--- Start Records to process ---
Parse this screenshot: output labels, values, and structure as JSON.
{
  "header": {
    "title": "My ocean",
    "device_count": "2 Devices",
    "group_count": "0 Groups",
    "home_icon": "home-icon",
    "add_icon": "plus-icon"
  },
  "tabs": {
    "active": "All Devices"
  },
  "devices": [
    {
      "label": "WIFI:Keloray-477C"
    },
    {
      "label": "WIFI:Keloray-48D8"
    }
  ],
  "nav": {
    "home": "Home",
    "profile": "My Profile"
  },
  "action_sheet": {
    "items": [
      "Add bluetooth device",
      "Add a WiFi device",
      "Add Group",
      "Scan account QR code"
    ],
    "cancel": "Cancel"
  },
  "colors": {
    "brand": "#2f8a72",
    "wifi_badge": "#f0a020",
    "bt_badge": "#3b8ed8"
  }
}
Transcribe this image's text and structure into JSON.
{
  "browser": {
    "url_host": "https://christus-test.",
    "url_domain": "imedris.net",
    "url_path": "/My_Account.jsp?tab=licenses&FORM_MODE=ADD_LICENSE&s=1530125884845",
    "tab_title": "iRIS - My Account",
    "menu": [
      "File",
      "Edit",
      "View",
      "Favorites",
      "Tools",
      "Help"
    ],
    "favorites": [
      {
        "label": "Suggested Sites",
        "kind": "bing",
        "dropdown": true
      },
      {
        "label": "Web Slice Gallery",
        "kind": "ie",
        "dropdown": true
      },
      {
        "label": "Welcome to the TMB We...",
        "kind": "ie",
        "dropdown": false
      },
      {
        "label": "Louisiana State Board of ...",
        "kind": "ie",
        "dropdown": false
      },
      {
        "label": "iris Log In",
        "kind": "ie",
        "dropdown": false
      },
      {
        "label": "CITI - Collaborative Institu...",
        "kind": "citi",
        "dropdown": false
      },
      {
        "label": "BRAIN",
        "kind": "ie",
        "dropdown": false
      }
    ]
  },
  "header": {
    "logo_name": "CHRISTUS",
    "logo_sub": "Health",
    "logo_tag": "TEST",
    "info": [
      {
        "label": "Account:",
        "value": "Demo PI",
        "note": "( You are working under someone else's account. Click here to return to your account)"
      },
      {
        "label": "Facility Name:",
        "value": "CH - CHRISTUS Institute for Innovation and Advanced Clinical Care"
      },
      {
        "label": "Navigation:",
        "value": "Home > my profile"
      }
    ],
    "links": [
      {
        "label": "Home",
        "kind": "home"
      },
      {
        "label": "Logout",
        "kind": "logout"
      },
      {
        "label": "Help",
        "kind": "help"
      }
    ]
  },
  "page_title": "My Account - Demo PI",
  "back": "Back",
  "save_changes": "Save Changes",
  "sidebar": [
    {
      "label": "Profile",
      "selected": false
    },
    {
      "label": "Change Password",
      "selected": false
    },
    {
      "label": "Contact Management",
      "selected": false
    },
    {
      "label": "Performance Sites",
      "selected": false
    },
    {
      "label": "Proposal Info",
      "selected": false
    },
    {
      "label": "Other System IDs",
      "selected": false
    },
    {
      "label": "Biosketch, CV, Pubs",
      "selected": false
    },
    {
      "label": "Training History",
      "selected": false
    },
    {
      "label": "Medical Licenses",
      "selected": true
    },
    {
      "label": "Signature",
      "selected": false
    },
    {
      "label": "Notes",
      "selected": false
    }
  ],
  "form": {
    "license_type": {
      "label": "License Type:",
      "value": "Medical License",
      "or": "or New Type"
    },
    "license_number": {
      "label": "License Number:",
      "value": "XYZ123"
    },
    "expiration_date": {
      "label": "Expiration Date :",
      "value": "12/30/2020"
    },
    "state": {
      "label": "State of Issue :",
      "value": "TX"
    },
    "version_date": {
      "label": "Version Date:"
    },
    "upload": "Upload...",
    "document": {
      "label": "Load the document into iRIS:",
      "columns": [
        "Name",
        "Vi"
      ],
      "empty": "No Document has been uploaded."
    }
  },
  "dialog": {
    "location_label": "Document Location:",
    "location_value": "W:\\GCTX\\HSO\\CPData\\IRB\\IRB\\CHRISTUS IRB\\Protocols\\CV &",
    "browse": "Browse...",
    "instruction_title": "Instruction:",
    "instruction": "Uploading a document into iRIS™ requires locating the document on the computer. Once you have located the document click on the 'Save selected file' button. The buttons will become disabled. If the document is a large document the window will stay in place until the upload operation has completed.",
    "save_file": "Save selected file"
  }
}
--- End Records to process ---
### Requirement
All of the material above needs to be retyped word for word.

### Result of this task
Parse this screenshot: output labels, values, and structure as JSON.
{
  "header": {
    "title": "My ocean",
    "device_count": "2 Devices",
    "group_count": "0 Groups",
    "home_icon": "home-icon",
    "add_icon": "plus-icon"
  },
  "tabs": {
    "active": "All Devices"
  },
  "devices": [
    {
      "label": "WIFI:Keloray-477C"
    },
    {
      "label": "WIFI:Keloray-48D8"
    }
  ],
  "nav": {
    "home": "Home",
    "profile": "My Profile"
  },
  "action_sheet": {
    "items": [
      "Add bluetooth device",
      "Add a WiFi device",
      "Add Group",
      "Scan account QR code"
    ],
    "cancel": "Cancel"
  },
  "colors": {
    "brand": "#2f8a72",
    "wifi_badge": "#f0a020",
    "bt_badge": "#3b8ed8"
  }
}
Transcribe this image's text and structure into JSON.
{
  "browser": {
    "url_host": "https://christus-test.",
    "url_domain": "imedris.net",
    "url_path": "/My_Account.jsp?tab=licenses&FORM_MODE=ADD_LICENSE&s=1530125884845",
    "tab_title": "iRIS - My Account",
    "menu": [
      "File",
      "Edit",
      "View",
      "Favorites",
      "Tools",
      "Help"
    ],
    "favorites": [
      {
        "label": "Suggested Sites",
        "kind": "bing",
        "dropdown": true
      },
      {
        "label": "Web Slice Gallery",
        "kind": "ie",
        "dropdown": true
      },
      {
        "label": "Welcome to the TMB We...",
        "kind": "ie",
        "dropdown": false
      },
      {
        "label": "Louisiana State Board of ...",
        "kind": "ie",
        "dropdown": false
      },
      {
        "label": "iris Log In",
        "kind": "ie",
        "dropdown": false
      },
      {
        "label": "CITI - Collaborative Institu...",
        "kind": "citi",
        "dropdown": false
      },
      {
        "label": "BRAIN",
        "kind": "ie",
        "dropdown": false
      }
    ]
  },
  "header": {
    "logo_name": "CHRISTUS",
    "logo_sub": "Health",
    "logo_tag": "TEST",
    "info": [
      {
        "label": "Account:",
        "value": "Demo PI",
        "note": "( You are working under someone else's account. Click here to return to your account)"
      },
      {
        "label": "Facility Name:",
        "value": "CH - CHRISTUS Institute for Innovation and Advanced Clinical Care"
      },
      {
        "label": "Navigation:",
        "value": "Home > my profile"
      }
    ],
    "links": [
      {
        "label": "Home",
        "kind": "home"
      },
      {
        "label": "Logout",
        "kind": "logout"
      },
      {
        "label": "Help",
        "kind": "help"
      }
    ]
  },
  "page_title": "My Account - Demo PI",
  "back": "Back",
  "save_changes": "Save Changes",
  "sidebar": [
    {
      "label": "Profile",
      "selected": false
    },
    {
      "label": "Change Password",
      "selected": false
    },
    {
      "label": "Contact Management",
      "selected": false
    },
    {
      "label": "Performance Sites",
      "selected": false
    },
    {
      "label": "Proposal Info",
      "selected": false
    },
    {
      "label": "Other System IDs",
      "selected": false
    },
    {
      "label": "Biosketch, CV, Pubs",
      "selected": false
    },
    {
      "label": "Training History",
      "selected": false
    },
    {
      "label": "Medical Licenses",
      "selected": true
    },
    {
      "label": "Signature",
      "selected": false
    },
    {
      "label": "Notes",
      "selected": false
    }
  ],
  "form": {
    "license_type": {
      "label": "License Type:",
      "value": "Medical License",
      "or": "or New Type"
    },
    "license_number": {
      "label": "License Number:",
      "value": "XYZ123"
    },
    "expiration_date": {
      "label": "Expiration Date :",
      "value": "12/30/2020"
    },
    "state": {
      "label": "State of Issue :",
      "value": "TX"
    },
    "version_date": {
      "label": "Version Date:"
    },
    "upload": "Upload...",
    "document": {
      "label": "Load the document into iRIS:",
      "columns": [
        "Name",
        "Vi"
      ],
      "empty": "No Document has been uploaded."
    }
  },
  "dialog": {
    "location_label": "Document Location:",
    "location_value": "W:\\GCTX\\HSO\\CPData\\IRB\\IRB\\CHRISTUS IRB\\Protocols\\CV &",
    "browse": "Browse...",
    "instruction_title": "Instruction:",
    "instruction": "Uploading a document into iRIS™ requires locating the document on the computer. Once you have located the document click on the 'Save selected file' button. The buttons will become disabled. If the document is a large document the window will stay in place until the upload operation has completed.",
    "save_file": "Save selected file"
  }
}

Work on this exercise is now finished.